── MATERIALS PROVIDED ──
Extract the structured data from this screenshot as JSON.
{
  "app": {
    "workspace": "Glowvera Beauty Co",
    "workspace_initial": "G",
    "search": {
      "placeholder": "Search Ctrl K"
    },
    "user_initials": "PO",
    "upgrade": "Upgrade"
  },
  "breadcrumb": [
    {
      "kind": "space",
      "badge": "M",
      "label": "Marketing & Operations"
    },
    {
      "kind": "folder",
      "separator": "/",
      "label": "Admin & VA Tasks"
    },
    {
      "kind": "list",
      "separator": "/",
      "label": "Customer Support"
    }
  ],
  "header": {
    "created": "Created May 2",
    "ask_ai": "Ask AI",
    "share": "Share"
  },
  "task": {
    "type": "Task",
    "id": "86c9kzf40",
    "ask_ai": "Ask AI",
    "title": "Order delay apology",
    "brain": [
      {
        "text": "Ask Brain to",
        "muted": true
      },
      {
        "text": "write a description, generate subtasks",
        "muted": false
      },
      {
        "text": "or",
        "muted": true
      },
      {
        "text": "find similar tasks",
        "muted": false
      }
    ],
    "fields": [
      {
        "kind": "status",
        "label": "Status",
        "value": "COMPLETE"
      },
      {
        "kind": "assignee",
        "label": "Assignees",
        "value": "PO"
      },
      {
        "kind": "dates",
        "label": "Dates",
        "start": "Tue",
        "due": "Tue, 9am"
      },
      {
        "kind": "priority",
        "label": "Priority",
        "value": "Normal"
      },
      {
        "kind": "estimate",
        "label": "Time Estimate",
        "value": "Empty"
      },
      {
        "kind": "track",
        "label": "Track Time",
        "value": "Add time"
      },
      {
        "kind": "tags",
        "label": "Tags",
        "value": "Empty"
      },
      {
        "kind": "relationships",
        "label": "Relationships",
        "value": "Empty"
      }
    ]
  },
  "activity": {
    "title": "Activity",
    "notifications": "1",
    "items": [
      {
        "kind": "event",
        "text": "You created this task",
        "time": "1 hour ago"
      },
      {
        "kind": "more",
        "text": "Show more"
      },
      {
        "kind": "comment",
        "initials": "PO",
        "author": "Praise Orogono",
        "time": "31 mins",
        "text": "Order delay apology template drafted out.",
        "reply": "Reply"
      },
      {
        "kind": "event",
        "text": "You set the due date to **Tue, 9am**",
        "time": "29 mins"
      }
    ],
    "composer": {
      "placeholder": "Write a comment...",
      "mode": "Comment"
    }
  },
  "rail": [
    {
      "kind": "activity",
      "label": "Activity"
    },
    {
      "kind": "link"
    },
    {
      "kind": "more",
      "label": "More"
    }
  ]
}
───
State how many lines of the records above contain the word "placeholder", giving only that number.

2